STATED PROBLEM: From the listing below, return each line that includes "annotation".

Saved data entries
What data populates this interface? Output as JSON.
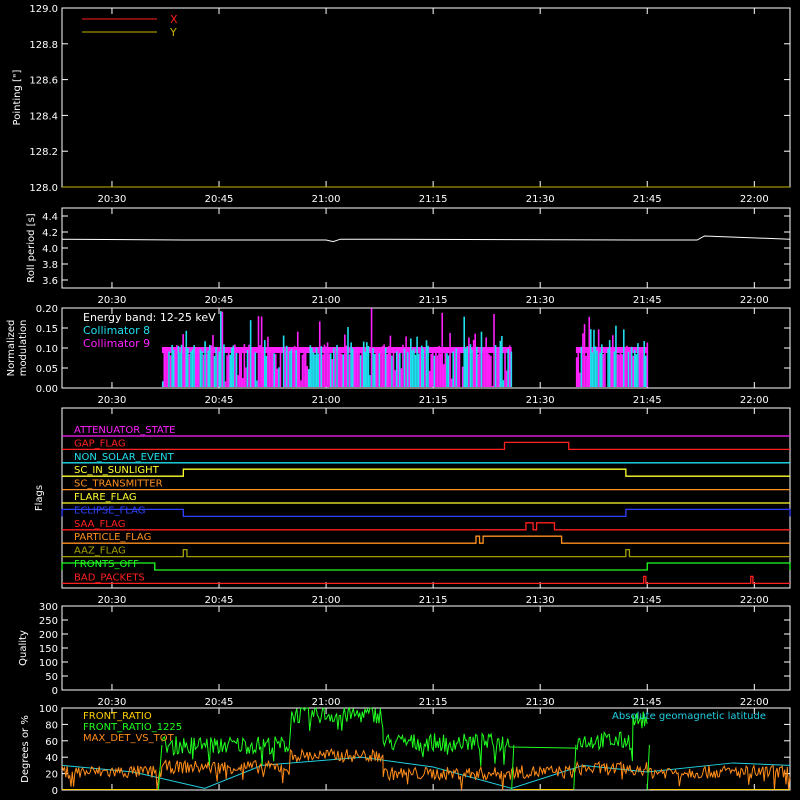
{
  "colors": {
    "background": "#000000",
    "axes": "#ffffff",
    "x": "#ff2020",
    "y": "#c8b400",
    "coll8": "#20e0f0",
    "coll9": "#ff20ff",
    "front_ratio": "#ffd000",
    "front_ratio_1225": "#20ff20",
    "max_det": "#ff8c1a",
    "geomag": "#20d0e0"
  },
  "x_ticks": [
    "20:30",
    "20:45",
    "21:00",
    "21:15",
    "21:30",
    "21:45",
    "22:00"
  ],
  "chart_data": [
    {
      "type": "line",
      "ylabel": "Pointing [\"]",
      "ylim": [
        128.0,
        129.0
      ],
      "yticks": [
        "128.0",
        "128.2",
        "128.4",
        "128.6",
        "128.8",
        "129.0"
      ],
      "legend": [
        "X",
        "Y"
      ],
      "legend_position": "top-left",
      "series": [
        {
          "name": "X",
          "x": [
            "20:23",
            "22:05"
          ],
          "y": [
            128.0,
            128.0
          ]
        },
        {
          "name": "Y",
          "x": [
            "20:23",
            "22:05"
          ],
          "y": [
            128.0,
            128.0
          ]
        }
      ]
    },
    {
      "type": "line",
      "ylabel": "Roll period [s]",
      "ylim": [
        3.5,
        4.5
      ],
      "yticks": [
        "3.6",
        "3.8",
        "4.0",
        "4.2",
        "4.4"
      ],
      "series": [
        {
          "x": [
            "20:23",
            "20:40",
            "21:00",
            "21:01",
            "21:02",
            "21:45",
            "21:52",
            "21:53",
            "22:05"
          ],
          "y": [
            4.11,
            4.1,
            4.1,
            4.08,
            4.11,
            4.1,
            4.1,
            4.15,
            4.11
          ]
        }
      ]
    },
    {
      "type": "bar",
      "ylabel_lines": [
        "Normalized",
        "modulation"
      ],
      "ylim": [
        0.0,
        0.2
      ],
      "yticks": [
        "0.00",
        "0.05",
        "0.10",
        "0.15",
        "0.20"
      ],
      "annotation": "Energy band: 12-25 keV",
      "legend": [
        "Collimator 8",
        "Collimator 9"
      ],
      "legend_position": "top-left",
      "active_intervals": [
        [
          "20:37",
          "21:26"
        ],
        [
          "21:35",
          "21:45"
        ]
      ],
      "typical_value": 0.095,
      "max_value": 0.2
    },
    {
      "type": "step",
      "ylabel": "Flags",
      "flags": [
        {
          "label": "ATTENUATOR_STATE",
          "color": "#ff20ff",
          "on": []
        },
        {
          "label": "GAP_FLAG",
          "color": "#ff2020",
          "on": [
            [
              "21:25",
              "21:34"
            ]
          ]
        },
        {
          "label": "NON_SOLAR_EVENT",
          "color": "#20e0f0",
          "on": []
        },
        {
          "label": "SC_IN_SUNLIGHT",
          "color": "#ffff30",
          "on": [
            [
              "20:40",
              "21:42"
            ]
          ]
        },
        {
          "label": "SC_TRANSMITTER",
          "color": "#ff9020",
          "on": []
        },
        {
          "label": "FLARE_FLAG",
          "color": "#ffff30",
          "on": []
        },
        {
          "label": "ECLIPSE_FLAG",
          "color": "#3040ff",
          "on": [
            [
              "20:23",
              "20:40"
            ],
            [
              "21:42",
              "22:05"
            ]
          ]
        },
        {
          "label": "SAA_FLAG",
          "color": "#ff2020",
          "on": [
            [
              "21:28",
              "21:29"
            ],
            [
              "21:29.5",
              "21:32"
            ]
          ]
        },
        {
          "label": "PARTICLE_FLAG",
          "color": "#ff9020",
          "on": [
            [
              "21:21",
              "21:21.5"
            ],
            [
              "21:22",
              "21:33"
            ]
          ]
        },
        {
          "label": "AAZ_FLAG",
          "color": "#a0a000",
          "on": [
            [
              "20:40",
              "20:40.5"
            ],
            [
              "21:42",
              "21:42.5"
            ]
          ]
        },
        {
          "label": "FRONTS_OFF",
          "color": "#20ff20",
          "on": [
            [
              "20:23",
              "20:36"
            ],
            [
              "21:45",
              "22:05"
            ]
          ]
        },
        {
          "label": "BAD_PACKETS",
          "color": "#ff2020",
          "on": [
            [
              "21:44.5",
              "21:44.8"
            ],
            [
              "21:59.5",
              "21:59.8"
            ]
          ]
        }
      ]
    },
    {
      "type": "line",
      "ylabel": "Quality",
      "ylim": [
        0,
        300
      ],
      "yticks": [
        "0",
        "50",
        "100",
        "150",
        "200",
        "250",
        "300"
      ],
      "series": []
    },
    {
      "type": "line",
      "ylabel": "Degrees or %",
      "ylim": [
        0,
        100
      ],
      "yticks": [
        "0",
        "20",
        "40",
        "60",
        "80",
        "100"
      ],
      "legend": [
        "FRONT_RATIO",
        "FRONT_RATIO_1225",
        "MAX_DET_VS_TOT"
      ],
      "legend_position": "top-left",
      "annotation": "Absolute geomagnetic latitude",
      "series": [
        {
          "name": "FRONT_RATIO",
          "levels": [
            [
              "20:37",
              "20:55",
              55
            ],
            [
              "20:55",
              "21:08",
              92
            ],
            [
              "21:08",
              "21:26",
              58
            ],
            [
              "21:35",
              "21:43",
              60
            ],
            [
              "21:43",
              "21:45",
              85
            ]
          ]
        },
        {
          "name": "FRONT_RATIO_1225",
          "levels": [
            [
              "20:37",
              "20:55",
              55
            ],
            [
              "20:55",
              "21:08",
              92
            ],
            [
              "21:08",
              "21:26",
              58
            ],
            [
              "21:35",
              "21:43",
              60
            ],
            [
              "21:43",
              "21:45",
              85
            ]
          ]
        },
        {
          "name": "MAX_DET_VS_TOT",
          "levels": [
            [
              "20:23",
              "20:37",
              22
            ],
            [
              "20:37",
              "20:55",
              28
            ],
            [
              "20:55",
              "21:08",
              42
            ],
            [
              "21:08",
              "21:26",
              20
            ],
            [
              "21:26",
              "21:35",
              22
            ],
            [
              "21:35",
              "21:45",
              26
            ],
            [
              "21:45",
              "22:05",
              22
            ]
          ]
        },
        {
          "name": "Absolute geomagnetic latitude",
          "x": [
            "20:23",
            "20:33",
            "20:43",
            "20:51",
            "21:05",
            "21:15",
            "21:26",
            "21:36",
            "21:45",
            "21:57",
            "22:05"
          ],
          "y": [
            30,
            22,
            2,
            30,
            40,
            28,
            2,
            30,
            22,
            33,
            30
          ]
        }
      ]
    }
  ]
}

* * *

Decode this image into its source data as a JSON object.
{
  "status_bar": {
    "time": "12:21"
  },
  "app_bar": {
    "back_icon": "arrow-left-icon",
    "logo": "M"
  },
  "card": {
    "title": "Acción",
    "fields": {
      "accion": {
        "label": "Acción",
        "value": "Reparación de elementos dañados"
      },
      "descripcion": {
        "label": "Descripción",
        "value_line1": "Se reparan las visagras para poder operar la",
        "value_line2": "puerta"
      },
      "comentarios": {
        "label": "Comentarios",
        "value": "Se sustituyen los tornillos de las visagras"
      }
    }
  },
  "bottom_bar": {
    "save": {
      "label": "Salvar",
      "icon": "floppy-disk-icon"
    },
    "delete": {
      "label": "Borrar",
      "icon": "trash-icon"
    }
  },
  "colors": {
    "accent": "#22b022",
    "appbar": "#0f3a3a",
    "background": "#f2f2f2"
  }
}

FINISHED ANSWER:
      "annotation": "Energy band: 12-25 keV",
      "annotation": "Absolute geomagnetic latitude",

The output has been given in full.